— START —

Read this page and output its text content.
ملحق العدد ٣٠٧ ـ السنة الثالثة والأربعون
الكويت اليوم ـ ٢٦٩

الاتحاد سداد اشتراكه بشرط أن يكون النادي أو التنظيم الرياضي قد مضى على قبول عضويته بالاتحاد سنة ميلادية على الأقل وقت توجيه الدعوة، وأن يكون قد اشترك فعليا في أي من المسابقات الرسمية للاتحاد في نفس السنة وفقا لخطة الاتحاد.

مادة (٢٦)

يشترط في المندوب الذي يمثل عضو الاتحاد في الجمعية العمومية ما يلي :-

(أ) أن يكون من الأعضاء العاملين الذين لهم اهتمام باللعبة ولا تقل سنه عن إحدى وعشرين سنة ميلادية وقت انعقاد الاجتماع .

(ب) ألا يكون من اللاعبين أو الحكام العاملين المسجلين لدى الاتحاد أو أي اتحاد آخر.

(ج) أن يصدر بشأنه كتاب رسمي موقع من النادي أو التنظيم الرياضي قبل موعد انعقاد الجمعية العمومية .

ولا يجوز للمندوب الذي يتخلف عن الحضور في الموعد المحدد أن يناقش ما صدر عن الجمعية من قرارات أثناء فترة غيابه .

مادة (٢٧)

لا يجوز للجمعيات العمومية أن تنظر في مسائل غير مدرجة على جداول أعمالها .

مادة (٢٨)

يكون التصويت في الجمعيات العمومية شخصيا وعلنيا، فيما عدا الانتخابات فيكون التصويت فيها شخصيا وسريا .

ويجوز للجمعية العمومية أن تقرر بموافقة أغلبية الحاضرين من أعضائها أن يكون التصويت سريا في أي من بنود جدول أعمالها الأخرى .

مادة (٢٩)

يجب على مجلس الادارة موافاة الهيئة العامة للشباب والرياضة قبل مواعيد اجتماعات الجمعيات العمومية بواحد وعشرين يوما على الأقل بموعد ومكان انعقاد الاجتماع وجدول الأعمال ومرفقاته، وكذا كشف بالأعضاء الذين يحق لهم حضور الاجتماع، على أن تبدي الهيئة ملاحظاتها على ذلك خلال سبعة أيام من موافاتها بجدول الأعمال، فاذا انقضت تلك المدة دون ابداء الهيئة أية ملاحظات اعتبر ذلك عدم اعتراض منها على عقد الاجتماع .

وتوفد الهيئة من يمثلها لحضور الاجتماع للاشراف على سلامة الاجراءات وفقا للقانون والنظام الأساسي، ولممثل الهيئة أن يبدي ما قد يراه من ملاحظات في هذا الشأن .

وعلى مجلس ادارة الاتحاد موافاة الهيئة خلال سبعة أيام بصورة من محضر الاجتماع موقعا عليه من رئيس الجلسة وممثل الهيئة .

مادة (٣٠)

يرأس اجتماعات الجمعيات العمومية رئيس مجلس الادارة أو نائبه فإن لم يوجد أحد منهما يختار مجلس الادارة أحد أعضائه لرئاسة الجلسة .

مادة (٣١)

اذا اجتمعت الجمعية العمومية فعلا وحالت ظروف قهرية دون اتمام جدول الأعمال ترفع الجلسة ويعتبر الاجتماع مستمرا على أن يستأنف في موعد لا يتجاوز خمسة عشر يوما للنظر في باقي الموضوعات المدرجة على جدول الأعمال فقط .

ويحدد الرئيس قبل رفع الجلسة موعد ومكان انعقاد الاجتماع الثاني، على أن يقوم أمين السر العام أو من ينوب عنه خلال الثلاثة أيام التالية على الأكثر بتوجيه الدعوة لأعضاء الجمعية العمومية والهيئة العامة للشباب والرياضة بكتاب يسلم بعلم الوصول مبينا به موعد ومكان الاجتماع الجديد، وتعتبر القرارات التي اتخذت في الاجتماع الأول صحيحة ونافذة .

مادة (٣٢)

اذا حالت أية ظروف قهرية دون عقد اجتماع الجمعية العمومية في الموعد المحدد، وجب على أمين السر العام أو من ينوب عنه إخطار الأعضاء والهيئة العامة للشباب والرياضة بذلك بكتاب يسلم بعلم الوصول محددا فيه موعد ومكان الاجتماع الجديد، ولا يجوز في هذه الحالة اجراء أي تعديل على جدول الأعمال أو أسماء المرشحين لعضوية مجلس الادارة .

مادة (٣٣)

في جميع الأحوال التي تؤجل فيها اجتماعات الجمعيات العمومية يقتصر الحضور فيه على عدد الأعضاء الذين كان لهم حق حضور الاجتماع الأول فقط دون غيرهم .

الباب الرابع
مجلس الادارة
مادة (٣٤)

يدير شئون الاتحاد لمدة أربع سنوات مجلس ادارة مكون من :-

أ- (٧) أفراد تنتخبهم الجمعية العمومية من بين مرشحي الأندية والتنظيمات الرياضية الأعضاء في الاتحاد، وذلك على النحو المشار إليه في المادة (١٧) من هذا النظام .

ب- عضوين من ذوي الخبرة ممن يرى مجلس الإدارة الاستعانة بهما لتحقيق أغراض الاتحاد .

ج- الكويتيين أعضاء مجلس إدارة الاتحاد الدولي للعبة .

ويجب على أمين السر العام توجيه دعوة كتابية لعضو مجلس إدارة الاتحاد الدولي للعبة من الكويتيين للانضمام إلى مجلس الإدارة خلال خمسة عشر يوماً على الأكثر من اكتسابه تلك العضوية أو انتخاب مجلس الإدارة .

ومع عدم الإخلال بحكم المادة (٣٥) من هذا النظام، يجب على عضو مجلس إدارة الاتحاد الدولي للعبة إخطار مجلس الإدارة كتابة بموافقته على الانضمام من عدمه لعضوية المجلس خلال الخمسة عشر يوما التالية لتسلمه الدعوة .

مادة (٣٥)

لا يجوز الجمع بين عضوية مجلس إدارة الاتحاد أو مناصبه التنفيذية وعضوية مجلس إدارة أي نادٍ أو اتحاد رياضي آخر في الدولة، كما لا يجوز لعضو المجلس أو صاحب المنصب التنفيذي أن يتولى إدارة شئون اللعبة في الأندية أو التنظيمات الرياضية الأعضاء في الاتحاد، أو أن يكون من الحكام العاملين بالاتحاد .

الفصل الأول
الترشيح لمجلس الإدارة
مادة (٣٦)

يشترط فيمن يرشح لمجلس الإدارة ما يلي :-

— END —

Challenge:
Each entry must be reproduced verbatim.

The completed task:
Read this page and output its text content.
ملحق العدد ٣٠٧ ـ السنة الثالثة والأربعون
الكويت اليوم ـ ٢٦٩

الاتحاد سداد اشتراكه بشرط أن يكون النادي أو التنظيم الرياضي قد مضى على قبول عضويته بالاتحاد سنة ميلادية على الأقل وقت توجيه الدعوة، وأن يكون قد اشترك فعليا في أي من المسابقات الرسمية للاتحاد في نفس السنة وفقا لخطة الاتحاد.

مادة (٢٦)

يشترط في المندوب الذي يمثل عضو الاتحاد في الجمعية العمومية ما يلي :-

(أ) أن يكون من الأعضاء العاملين الذين لهم اهتمام باللعبة ولا تقل سنه عن إحدى وعشرين سنة ميلادية وقت انعقاد الاجتماع .

(ب) ألا يكون من اللاعبين أو الحكام العاملين المسجلين لدى الاتحاد أو أي اتحاد آخر.

(ج) أن يصدر بشأنه كتاب رسمي موقع من النادي أو التنظيم الرياضي قبل موعد انعقاد الجمعية العمومية .

ولا يجوز للمندوب الذي يتخلف عن الحضور في الموعد المحدد أن يناقش ما صدر عن الجمعية من قرارات أثناء فترة غيابه .

مادة (٢٧)

لا يجوز للجمعيات العمومية أن تنظر في مسائل غير مدرجة على جداول أعمالها .

مادة (٢٨)

يكون التصويت في الجمعيات العمومية شخصيا وعلنيا، فيما عدا الانتخابات فيكون التصويت فيها شخصيا وسريا .

ويجوز للجمعية العمومية أن تقرر بموافقة أغلبية الحاضرين من أعضائها أن يكون التصويت سريا في أي من بنود جدول أعمالها الأخرى .

مادة (٢٩)

يجب على مجلس الادارة موافاة الهيئة العامة للشباب والرياضة قبل مواعيد اجتماعات الجمعيات العمومية بواحد وعشرين يوما على الأقل بموعد ومكان انعقاد الاجتماع وجدول الأعمال ومرفقاته، وكذا كشف بالأعضاء الذين يحق لهم حضور الاجتماع، على أن تبدي الهيئة ملاحظاتها على ذلك خلال سبعة أيام من موافاتها بجدول الأعمال، فاذا انقضت تلك المدة دون ابداء الهيئة أية ملاحظات اعتبر ذلك عدم اعتراض منها على عقد الاجتماع .

وتوفد الهيئة من يمثلها لحضور الاجتماع للاشراف على سلامة الاجراءات وفقا للقانون والنظام الأساسي، ولممثل الهيئة أن يبدي ما قد يراه من ملاحظات في هذا الشأن .

وعلى مجلس ادارة الاتحاد موافاة الهيئة خلال سبعة أيام بصورة من محضر الاجتماع موقعا عليه من رئيس الجلسة وممثل الهيئة .

مادة (٣٠)

يرأس اجتماعات الجمعيات العمومية رئيس مجلس الادارة أو نائبه فإن لم يوجد أحد منهما يختار مجلس الادارة أحد أعضائه لرئاسة الجلسة .

مادة (٣١)

اذا اجتمعت الجمعية العمومية فعلا وحالت ظروف قهرية دون اتمام جدول الأعمال ترفع الجلسة ويعتبر الاجتماع مستمرا على أن يستأنف في موعد لا يتجاوز خمسة عشر يوما للنظر في باقي الموضوعات المدرجة على جدول الأعمال فقط .

ويحدد الرئيس قبل رفع الجلسة موعد ومكان انعقاد الاجتماع الثاني، على أن يقوم أمين السر العام أو من ينوب عنه خلال الثلاثة أيام التالية على الأكثر بتوجيه الدعوة لأعضاء الجمعية العمومية والهيئة العامة للشباب والرياضة بكتاب يسلم بعلم الوصول مبينا به موعد ومكان الاجتماع الجديد، وتعتبر القرارات التي اتخذت في الاجتماع الأول صحيحة ونافذة .

مادة (٣٢)

اذا حالت أية ظروف قهرية دون عقد اجتماع الجمعية العمومية في الموعد المحدد، وجب على أمين السر العام أو من ينوب عنه إخطار الأعضاء والهيئة العامة للشباب والرياضة بذلك بكتاب يسلم بعلم الوصول محددا فيه موعد ومكان الاجتماع الجديد، ولا يجوز في هذه الحالة اجراء أي تعديل على جدول الأعمال أو أسماء المرشحين لعضوية مجلس الادارة .

مادة (٣٣)

في جميع الأحوال التي تؤجل فيها اجتماعات الجمعيات العمومية يقتصر الحضور فيه على عدد الأعضاء الذين كان لهم حق حضور الاجتماع الأول فقط دون غيرهم .

الباب الرابع
مجلس الادارة
مادة (٣٤)

يدير شئون الاتحاد لمدة أربع سنوات مجلس ادارة مكون من :-

أ- (٧) أفراد تنتخبهم الجمعية العمومية من بين مرشحي الأندية والتنظيمات الرياضية الأعضاء في الاتحاد، وذلك على النحو المشار إليه في المادة (١٧) من هذا النظام .

ب- عضوين من ذوي الخبرة ممن يرى مجلس الإدارة الاستعانة بهما لتحقيق أغراض الاتحاد .

ج- الكويتيين أعضاء مجلس إدارة الاتحاد الدولي للعبة .

ويجب على أمين السر العام توجيه دعوة كتابية لعضو مجلس إدارة الاتحاد الدولي للعبة من الكويتيين للانضمام إلى مجلس الإدارة خلال خمسة عشر يوماً على الأكثر من اكتسابه تلك العضوية أو انتخاب مجلس الإدارة .

ومع عدم الإخلال بحكم المادة (٣٥) من هذا النظام، يجب على عضو مجلس إدارة الاتحاد الدولي للعبة إخطار مجلس الإدارة كتابة بموافقته على الانضمام من عدمه لعضوية المجلس خلال الخمسة عشر يوما التالية لتسلمه الدعوة .

مادة (٣٥)

لا يجوز الجمع بين عضوية مجلس إدارة الاتحاد أو مناصبه التنفيذية وعضوية مجلس إدارة أي نادٍ أو اتحاد رياضي آخر في الدولة، كما لا يجوز لعضو المجلس أو صاحب المنصب التنفيذي أن يتولى إدارة شئون اللعبة في الأندية أو التنظيمات الرياضية الأعضاء في الاتحاد، أو أن يكون من الحكام العاملين بالاتحاد .

الفصل الأول
الترشيح لمجلس الإدارة
مادة (٣٦)

يشترط فيمن يرشح لمجلس الإدارة ما يلي :-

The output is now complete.